[Stored items]
Begin

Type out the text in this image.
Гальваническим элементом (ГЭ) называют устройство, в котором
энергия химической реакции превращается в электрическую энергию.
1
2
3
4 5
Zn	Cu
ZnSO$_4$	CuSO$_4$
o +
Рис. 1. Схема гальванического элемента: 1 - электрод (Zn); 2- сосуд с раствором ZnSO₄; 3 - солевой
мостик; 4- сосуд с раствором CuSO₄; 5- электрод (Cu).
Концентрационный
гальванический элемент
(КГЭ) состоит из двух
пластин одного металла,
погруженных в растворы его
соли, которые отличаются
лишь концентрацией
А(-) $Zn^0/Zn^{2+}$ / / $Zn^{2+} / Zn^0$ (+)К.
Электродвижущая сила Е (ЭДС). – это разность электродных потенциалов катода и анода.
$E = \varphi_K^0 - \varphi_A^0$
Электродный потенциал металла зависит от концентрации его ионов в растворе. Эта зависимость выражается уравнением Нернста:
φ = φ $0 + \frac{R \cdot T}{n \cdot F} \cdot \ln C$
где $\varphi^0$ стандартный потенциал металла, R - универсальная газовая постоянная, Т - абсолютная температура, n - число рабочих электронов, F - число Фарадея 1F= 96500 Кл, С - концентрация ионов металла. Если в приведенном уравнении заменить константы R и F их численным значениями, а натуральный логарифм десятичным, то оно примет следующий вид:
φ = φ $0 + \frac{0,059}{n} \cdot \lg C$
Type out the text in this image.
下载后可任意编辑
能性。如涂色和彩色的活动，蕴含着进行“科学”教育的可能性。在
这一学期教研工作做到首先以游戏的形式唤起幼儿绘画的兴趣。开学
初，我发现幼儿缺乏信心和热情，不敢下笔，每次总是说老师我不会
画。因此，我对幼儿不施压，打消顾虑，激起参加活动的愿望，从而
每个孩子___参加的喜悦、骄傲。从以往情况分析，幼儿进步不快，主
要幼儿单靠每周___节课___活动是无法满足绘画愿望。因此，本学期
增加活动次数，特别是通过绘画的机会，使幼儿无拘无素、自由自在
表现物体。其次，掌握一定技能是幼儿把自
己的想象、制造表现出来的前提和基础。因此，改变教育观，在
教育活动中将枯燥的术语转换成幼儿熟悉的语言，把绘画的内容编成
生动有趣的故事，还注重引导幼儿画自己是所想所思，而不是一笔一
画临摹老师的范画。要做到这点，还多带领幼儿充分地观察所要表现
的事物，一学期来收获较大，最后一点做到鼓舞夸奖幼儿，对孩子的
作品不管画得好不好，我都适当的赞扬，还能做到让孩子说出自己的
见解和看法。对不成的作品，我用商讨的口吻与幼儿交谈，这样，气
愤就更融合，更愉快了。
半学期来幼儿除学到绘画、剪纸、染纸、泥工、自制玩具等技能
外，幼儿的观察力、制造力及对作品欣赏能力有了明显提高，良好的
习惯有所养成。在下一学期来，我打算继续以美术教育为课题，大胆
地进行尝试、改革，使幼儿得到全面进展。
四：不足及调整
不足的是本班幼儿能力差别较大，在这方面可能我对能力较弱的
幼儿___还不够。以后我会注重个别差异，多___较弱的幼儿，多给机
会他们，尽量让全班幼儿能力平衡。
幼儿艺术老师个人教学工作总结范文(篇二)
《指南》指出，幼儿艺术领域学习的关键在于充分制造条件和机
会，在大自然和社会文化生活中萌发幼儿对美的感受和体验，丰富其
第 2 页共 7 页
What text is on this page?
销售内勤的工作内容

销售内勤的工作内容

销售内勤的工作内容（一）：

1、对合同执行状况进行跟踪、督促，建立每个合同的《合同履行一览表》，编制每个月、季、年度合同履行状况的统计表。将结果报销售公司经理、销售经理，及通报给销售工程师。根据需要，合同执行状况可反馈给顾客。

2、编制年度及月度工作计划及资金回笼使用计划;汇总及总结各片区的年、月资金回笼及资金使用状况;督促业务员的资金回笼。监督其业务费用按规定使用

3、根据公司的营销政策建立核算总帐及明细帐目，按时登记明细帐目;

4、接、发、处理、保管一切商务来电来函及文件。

End

→ STATED PROBLEM:
State the number of lines in the data that include the string "ионов", and add nothing else.

→ EXERCISE RESPONSE:
2